__Task to complete__: Will you give the material below again, every line exactly as it is?

[Records from a data source]
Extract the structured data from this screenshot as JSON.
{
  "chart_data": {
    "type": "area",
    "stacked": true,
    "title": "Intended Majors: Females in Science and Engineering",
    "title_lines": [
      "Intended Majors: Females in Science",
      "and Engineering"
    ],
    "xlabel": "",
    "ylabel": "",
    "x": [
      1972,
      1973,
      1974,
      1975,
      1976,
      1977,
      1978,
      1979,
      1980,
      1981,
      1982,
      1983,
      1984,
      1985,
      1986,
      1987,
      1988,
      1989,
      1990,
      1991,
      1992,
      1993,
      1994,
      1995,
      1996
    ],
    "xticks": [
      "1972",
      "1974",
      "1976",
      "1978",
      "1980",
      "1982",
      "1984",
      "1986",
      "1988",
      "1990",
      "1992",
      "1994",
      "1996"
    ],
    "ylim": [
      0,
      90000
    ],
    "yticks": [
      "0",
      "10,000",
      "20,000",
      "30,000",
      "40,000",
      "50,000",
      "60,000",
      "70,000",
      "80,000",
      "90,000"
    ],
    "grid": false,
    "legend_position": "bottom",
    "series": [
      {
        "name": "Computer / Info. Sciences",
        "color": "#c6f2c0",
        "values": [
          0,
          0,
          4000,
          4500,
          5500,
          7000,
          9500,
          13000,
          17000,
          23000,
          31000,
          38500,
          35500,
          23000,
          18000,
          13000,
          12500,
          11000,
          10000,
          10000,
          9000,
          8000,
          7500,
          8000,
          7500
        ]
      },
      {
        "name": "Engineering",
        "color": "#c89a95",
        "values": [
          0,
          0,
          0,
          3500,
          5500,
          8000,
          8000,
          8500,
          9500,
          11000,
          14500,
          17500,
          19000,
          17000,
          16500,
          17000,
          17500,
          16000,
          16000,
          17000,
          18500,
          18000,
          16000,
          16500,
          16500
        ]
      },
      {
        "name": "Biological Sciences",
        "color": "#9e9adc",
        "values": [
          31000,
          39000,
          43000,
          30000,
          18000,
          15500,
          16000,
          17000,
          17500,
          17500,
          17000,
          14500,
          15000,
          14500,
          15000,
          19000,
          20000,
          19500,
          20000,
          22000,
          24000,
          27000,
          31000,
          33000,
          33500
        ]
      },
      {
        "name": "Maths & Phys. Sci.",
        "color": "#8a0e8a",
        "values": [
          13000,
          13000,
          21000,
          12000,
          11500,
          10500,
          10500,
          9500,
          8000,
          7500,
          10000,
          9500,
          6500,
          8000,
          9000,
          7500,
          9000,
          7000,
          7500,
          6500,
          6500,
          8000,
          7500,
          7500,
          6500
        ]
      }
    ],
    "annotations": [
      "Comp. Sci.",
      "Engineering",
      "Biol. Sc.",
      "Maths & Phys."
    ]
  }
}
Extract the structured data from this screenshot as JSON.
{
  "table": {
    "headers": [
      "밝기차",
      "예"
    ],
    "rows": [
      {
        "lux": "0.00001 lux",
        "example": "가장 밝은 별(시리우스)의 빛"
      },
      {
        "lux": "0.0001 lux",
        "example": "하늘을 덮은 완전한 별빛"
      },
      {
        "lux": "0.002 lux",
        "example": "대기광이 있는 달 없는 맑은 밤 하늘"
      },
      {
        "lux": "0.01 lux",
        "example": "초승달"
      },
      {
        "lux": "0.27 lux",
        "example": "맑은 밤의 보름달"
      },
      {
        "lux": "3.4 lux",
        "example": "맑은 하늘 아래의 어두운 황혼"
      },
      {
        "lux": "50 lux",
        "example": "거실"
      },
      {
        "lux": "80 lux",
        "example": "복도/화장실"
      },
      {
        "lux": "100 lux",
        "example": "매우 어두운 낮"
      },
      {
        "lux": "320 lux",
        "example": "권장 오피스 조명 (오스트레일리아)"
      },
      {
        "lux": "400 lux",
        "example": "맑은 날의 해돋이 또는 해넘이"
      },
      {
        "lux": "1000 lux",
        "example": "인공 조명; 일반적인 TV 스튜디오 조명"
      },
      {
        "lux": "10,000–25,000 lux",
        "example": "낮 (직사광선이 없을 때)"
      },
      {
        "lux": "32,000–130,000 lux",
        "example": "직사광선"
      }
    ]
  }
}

__Full output__:
Extract the structured data from this screenshot as JSON.
{
  "chart_data": {
    "type": "area",
    "stacked": true,
    "title": "Intended Majors: Females in Science and Engineering",
    "title_lines": [
      "Intended Majors: Females in Science",
      "and Engineering"
    ],
    "xlabel": "",
    "ylabel": "",
    "x": [
      1972,
      1973,
      1974,
      1975,
      1976,
      1977,
      1978,
      1979,
      1980,
      1981,
      1982,
      1983,
      1984,
      1985,
      1986,
      1987,
      1988,
      1989,
      1990,
      1991,
      1992,
      1993,
      1994,
      1995,
      1996
    ],
    "xticks": [
      "1972",
      "1974",
      "1976",
      "1978",
      "1980",
      "1982",
      "1984",
      "1986",
      "1988",
      "1990",
      "1992",
      "1994",
      "1996"
    ],
    "ylim": [
      0,
      90000
    ],
    "yticks": [
      "0",
      "10,000",
      "20,000",
      "30,000",
      "40,000",
      "50,000",
      "60,000",
      "70,000",
      "80,000",
      "90,000"
    ],
    "grid": false,
    "legend_position": "bottom",
    "series": [
      {
        "name": "Computer / Info. Sciences",
        "color": "#c6f2c0",
        "values": [
          0,
          0,
          4000,
          4500,
          5500,
          7000,
          9500,
          13000,
          17000,
          23000,
          31000,
          38500,
          35500,
          23000,
          18000,
          13000,
          12500,
          11000,
          10000,
          10000,
          9000,
          8000,
          7500,
          8000,
          7500
        ]
      },
      {
        "name": "Engineering",
        "color": "#c89a95",
        "values": [
          0,
          0,
          0,
          3500,
          5500,
          8000,
          8000,
          8500,
          9500,
          11000,
          14500,
          17500,
          19000,
          17000,
          16500,
          17000,
          17500,
          16000,
          16000,
          17000,
          18500,
          18000,
          16000,
          16500,
          16500
        ]
      },
      {
        "name": "Biological Sciences",
        "color": "#9e9adc",
        "values": [
          31000,
          39000,
          43000,
          30000,
          18000,
          15500,
          16000,
          17000,
          17500,
          17500,
          17000,
          14500,
          15000,
          14500,
          15000,
          19000,
          20000,
          19500,
          20000,
          22000,
          24000,
          27000,
          31000,
          33000,
          33500
        ]
      },
      {
        "name": "Maths & Phys. Sci.",
        "color": "#8a0e8a",
        "values": [
          13000,
          13000,
          21000,
          12000,
          11500,
          10500,
          10500,
          9500,
          8000,
          7500,
          10000,
          9500,
          6500,
          8000,
          9000,
          7500,
          9000,
          7000,
          7500,
          6500,
          6500,
          8000,
          7500,
          7500,
          6500
        ]
      }
    ],
    "annotations": [
      "Comp. Sci.",
      "Engineering",
      "Biol. Sc.",
      "Maths & Phys."
    ]
  }
}
Extract the structured data from this screenshot as JSON.
{
  "table": {
    "headers": [
      "밝기차",
      "예"
    ],
    "rows": [
      {
        "lux": "0.00001 lux",
        "example": "가장 밝은 별(시리우스)의 빛"
      },
      {
        "lux": "0.0001 lux",
        "example": "하늘을 덮은 완전한 별빛"
      },
      {
        "lux": "0.002 lux",
        "example": "대기광이 있는 달 없는 맑은 밤 하늘"
      },
      {
        "lux": "0.01 lux",
        "example": "초승달"
      },
      {
        "lux": "0.27 lux",
        "example": "맑은 밤의 보름달"
      },
      {
        "lux": "3.4 lux",
        "example": "맑은 하늘 아래의 어두운 황혼"
      },
      {
        "lux": "50 lux",
        "example": "거실"
      },
      {
        "lux": "80 lux",
        "example": "복도/화장실"
      },
      {
        "lux": "100 lux",
        "example": "매우 어두운 낮"
      },
      {
        "lux": "320 lux",
        "example": "권장 오피스 조명 (오스트레일리아)"
      },
      {
        "lux": "400 lux",
        "example": "맑은 날의 해돋이 또는 해넘이"
      },
      {
        "lux": "1000 lux",
        "example": "인공 조명; 일반적인 TV 스튜디오 조명"
      },
      {
        "lux": "10,000–25,000 lux",
        "example": "낮 (직사광선이 없을 때)"
      },
      {
        "lux": "32,000–130,000 lux",
        "example": "직사광선"
      }
    ]
  }
}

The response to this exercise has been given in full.